■ **WHAT IS BEING ASKED**
Copy out all the entries word for word.

■ **RECORDS FOR THIS TASK**
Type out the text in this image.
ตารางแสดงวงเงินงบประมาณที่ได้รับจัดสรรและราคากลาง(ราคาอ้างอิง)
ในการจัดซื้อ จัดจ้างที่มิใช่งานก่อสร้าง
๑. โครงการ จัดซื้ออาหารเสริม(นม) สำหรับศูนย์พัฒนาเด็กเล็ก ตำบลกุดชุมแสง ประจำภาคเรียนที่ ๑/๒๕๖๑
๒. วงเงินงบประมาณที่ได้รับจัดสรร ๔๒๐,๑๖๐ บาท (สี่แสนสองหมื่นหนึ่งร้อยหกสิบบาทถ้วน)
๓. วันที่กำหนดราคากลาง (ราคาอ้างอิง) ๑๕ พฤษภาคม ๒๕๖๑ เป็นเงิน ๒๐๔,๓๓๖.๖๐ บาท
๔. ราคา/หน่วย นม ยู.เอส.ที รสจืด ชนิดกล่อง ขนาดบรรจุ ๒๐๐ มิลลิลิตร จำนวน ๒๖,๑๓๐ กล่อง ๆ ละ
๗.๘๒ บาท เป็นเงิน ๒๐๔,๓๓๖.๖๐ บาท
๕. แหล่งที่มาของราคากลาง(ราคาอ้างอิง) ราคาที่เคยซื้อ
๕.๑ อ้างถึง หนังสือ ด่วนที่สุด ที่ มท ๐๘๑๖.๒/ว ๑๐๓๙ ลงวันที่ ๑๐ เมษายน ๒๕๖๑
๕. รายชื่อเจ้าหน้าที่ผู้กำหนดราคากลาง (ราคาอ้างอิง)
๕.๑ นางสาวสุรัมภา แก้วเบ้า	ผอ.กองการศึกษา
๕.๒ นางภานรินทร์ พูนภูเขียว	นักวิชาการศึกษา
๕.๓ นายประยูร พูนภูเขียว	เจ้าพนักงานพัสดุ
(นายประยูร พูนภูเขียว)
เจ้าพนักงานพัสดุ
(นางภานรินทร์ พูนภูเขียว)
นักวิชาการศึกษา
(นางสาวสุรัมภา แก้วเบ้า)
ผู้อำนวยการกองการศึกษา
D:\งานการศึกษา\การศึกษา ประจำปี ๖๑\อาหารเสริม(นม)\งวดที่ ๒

■ **RESULT OF THE TASK**
Type out the text in this image.
ตารางแสดงวงเงินงบประมาณที่ได้รับจัดสรรและราคากลาง(ราคาอ้างอิง)
ในการจัดซื้อ จัดจ้างที่มิใช่งานก่อสร้าง
๑. โครงการ จัดซื้ออาหารเสริม(นม) สำหรับศูนย์พัฒนาเด็กเล็ก ตำบลกุดชุมแสง ประจำภาคเรียนที่ ๑/๒๕๖๑
๒. วงเงินงบประมาณที่ได้รับจัดสรร ๔๒๐,๑๖๐ บาท (สี่แสนสองหมื่นหนึ่งร้อยหกสิบบาทถ้วน)
๓. วันที่กำหนดราคากลาง (ราคาอ้างอิง) ๑๕ พฤษภาคม ๒๕๖๑ เป็นเงิน ๒๐๔,๓๓๖.๖๐ บาท
๔. ราคา/หน่วย นม ยู.เอส.ที รสจืด ชนิดกล่อง ขนาดบรรจุ ๒๐๐ มิลลิลิตร จำนวน ๒๖,๑๓๐ กล่อง ๆ ละ
๗.๘๒ บาท เป็นเงิน ๒๐๔,๓๓๖.๖๐ บาท
๕. แหล่งที่มาของราคากลาง(ราคาอ้างอิง) ราคาที่เคยซื้อ
๕.๑ อ้างถึง หนังสือ ด่วนที่สุด ที่ มท ๐๘๑๖.๒/ว ๑๐๓๙ ลงวันที่ ๑๐ เมษายน ๒๕๖๑
๕. รายชื่อเจ้าหน้าที่ผู้กำหนดราคากลาง (ราคาอ้างอิง)
๕.๑ นางสาวสุรัมภา แก้วเบ้า	ผอ.กองการศึกษา
๕.๒ นางภานรินทร์ พูนภูเขียว	นักวิชาการศึกษา
๕.๓ นายประยูร พูนภูเขียว	เจ้าพนักงานพัสดุ
(นายประยูร พูนภูเขียว)
เจ้าพนักงานพัสดุ
(นางภานรินทร์ พูนภูเขียว)
นักวิชาการศึกษา
(นางสาวสุรัมภา แก้วเบ้า)
ผู้อำนวยการกองการศึกษา
D:\งานการศึกษา\การศึกษา ประจำปี ๖๑\อาหารเสริม(นม)\งวดที่ ๒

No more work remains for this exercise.